Start of Recorded information
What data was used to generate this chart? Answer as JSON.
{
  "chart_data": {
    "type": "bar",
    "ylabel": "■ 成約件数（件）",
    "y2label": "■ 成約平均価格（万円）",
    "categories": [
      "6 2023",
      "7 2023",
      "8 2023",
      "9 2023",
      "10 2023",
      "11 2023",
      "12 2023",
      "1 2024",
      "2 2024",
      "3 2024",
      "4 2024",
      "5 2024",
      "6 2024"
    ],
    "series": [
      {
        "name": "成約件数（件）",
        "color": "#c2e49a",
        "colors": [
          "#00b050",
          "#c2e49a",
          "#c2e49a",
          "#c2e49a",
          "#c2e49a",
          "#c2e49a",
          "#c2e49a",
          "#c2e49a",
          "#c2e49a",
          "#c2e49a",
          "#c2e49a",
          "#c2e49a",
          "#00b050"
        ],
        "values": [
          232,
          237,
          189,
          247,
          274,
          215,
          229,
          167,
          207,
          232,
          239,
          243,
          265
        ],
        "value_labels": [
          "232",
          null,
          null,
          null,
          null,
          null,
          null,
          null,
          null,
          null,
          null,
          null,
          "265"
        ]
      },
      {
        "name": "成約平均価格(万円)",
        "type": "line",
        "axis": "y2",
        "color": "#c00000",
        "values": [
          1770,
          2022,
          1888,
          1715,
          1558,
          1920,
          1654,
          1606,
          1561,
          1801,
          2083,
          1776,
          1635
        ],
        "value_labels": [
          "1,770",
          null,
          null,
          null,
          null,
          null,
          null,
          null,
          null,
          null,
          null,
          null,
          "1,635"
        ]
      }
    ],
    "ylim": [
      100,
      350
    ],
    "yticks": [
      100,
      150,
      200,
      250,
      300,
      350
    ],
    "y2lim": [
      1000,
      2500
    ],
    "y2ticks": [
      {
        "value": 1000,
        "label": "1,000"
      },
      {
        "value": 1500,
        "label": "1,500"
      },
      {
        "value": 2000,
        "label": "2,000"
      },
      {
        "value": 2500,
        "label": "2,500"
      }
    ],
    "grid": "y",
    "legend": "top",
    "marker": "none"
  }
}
End of Recorded information
## Directive:
Give the listing again, word for word.

## Expected output:
What data was used to generate this chart? Answer as JSON.
{
  "chart_data": {
    "type": "bar",
    "ylabel": "■ 成約件数（件）",
    "y2label": "■ 成約平均価格（万円）",
    "categories": [
      "6 2023",
      "7 2023",
      "8 2023",
      "9 2023",
      "10 2023",
      "11 2023",
      "12 2023",
      "1 2024",
      "2 2024",
      "3 2024",
      "4 2024",
      "5 2024",
      "6 2024"
    ],
    "series": [
      {
        "name": "成約件数（件）",
        "color": "#c2e49a",
        "colors": [
          "#00b050",
          "#c2e49a",
          "#c2e49a",
          "#c2e49a",
          "#c2e49a",
          "#c2e49a",
          "#c2e49a",
          "#c2e49a",
          "#c2e49a",
          "#c2e49a",
          "#c2e49a",
          "#c2e49a",
          "#00b050"
        ],
        "values": [
          232,
          237,
          189,
          247,
          274,
          215,
          229,
          167,
          207,
          232,
          239,
          243,
          265
        ],
        "value_labels": [
          "232",
          null,
          null,
          null,
          null,
          null,
          null,
          null,
          null,
          null,
          null,
          null,
          "265"
        ]
      },
      {
        "name": "成約平均価格(万円)",
        "type": "line",
        "axis": "y2",
        "color": "#c00000",
        "values": [
          1770,
          2022,
          1888,
          1715,
          1558,
          1920,
          1654,
          1606,
          1561,
          1801,
          2083,
          1776,
          1635
        ],
        "value_labels": [
          "1,770",
          null,
          null,
          null,
          null,
          null,
          null,
          null,
          null,
          null,
          null,
          null,
          "1,635"
        ]
      }
    ],
    "ylim": [
      100,
      350
    ],
    "yticks": [
      100,
      150,
      200,
      250,
      300,
      350
    ],
    "y2lim": [
      1000,
      2500
    ],
    "y2ticks": [
      {
        "value": 1000,
        "label": "1,000"
      },
      {
        "value": 1500,
        "label": "1,500"
      },
      {
        "value": 2000,
        "label": "2,000"
      },
      {
        "value": 2500,
        "label": "2,500"
      }
    ],
    "grid": "y",
    "legend": "top",
    "marker": "none"
  }
}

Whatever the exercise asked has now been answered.